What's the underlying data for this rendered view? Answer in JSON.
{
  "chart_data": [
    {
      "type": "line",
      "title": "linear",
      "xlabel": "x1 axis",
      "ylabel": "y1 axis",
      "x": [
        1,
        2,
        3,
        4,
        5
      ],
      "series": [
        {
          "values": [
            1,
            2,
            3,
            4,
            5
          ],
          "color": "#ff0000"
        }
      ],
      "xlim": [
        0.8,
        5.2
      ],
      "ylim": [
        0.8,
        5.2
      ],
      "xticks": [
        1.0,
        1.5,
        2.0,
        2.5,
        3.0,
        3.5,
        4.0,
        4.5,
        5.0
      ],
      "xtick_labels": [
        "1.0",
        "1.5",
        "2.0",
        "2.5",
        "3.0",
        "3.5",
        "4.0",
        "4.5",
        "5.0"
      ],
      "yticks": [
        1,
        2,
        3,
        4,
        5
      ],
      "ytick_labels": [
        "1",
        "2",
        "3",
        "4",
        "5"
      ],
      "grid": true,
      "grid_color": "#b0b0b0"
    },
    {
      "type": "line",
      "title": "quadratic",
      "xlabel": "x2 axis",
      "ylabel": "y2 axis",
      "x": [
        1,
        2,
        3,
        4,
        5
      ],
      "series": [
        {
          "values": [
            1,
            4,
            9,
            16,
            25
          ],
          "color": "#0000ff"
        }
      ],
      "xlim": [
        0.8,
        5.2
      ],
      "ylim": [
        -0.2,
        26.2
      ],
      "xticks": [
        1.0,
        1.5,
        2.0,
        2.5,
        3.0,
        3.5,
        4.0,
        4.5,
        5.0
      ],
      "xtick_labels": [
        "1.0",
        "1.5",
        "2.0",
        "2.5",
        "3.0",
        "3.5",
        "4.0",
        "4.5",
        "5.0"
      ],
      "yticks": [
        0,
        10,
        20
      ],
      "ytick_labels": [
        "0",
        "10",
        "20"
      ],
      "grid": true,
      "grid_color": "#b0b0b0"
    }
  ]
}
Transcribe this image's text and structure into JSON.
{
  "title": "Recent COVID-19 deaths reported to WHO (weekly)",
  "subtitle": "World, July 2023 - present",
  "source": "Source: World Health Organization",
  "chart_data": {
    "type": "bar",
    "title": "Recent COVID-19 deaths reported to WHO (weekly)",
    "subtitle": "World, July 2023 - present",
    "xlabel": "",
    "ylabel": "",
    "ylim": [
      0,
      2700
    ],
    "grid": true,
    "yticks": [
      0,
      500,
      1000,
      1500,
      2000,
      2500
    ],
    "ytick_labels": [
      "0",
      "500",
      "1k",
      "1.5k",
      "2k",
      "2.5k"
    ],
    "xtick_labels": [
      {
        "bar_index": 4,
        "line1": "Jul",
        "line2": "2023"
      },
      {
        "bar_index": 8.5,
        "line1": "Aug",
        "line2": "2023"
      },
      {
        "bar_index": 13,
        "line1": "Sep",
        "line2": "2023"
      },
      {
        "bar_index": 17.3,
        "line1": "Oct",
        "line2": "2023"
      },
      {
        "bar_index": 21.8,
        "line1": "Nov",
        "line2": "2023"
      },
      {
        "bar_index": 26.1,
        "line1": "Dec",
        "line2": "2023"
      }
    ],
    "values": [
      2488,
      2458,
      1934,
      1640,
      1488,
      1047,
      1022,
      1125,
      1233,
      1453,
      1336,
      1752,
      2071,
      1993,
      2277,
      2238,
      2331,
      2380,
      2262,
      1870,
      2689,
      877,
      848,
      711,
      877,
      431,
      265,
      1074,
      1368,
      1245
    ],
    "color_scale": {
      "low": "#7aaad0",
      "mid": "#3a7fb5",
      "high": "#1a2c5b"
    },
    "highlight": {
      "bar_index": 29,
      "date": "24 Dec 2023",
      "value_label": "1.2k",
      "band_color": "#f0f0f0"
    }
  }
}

● ● ●

**What is being asked:**
Repeat the listing exactly, from its first line to its last.

**The answer:**
What's the underlying data for this rendered view? Answer in JSON.
{
  "chart_data": [
    {
      "type": "line",
      "title": "linear",
      "xlabel": "x1 axis",
      "ylabel": "y1 axis",
      "x": [
        1,
        2,
        3,
        4,
        5
      ],
      "series": [
        {
          "values": [
            1,
            2,
            3,
            4,
            5
          ],
          "color": "#ff0000"
        }
      ],
      "xlim": [
        0.8,
        5.2
      ],
      "ylim": [
        0.8,
        5.2
      ],
      "xticks": [
        1.0,
        1.5,
        2.0,
        2.5,
        3.0,
        3.5,
        4.0,
        4.5,
        5.0
      ],
      "xtick_labels": [
        "1.0",
        "1.5",
        "2.0",
        "2.5",
        "3.0",
        "3.5",
        "4.0",
        "4.5",
        "5.0"
      ],
      "yticks": [
        1,
        2,
        3,
        4,
        5
      ],
      "ytick_labels": [
        "1",
        "2",
        "3",
        "4",
        "5"
      ],
      "grid": true,
      "grid_color": "#b0b0b0"
    },
    {
      "type": "line",
      "title": "quadratic",
      "xlabel": "x2 axis",
      "ylabel": "y2 axis",
      "x": [
        1,
        2,
        3,
        4,
        5
      ],
      "series": [
        {
          "values": [
            1,
            4,
            9,
            16,
            25
          ],
          "color": "#0000ff"
        }
      ],
      "xlim": [
        0.8,
        5.2
      ],
      "ylim": [
        -0.2,
        26.2
      ],
      "xticks": [
        1.0,
        1.5,
        2.0,
        2.5,
        3.0,
        3.5,
        4.0,
        4.5,
        5.0
      ],
      "xtick_labels": [
        "1.0",
        "1.5",
        "2.0",
        "2.5",
        "3.0",
        "3.5",
        "4.0",
        "4.5",
        "5.0"
      ],
      "yticks": [
        0,
        10,
        20
      ],
      "ytick_labels": [
        "0",
        "10",
        "20"
      ],
      "grid": true,
      "grid_color": "#b0b0b0"
    }
  ]
}
Transcribe this image's text and structure into JSON.
{
  "title": "Recent COVID-19 deaths reported to WHO (weekly)",
  "subtitle": "World, July 2023 - present",
  "source": "Source: World Health Organization",
  "chart_data": {
    "type": "bar",
    "title": "Recent COVID-19 deaths reported to WHO (weekly)",
    "subtitle": "World, July 2023 - present",
    "xlabel": "",
    "ylabel": "",
    "ylim": [
      0,
      2700
    ],
    "grid": true,
    "yticks": [
      0,
      500,
      1000,
      1500,
      2000,
      2500
    ],
    "ytick_labels": [
      "0",
      "500",
      "1k",
      "1.5k",
      "2k",
      "2.5k"
    ],
    "xtick_labels": [
      {
        "bar_index": 4,
        "line1": "Jul",
        "line2": "2023"
      },
      {
        "bar_index": 8.5,
        "line1": "Aug",
        "line2": "2023"
      },
      {
        "bar_index": 13,
        "line1": "Sep",
        "line2": "2023"
      },
      {
        "bar_index": 17.3,
        "line1": "Oct",
        "line2": "2023"
      },
      {
        "bar_index": 21.8,
        "line1": "Nov",
        "line2": "2023"
      },
      {
        "bar_index": 26.1,
        "line1": "Dec",
        "line2": "2023"
      }
    ],
    "values": [
      2488,
      2458,
      1934,
      1640,
      1488,
      1047,
      1022,
      1125,
      1233,
      1453,
      1336,
      1752,
      2071,
      1993,
      2277,
      2238,
      2331,
      2380,
      2262,
      1870,
      2689,
      877,
      848,
      711,
      877,
      431,
      265,
      1074,
      1368,
      1245
    ],
    "color_scale": {
      "low": "#7aaad0",
      "mid": "#3a7fb5",
      "high": "#1a2c5b"
    },
    "highlight": {
      "bar_index": 29,
      "date": "24 Dec 2023",
      "value_label": "1.2k",
      "band_color": "#f0f0f0"
    }
  }
}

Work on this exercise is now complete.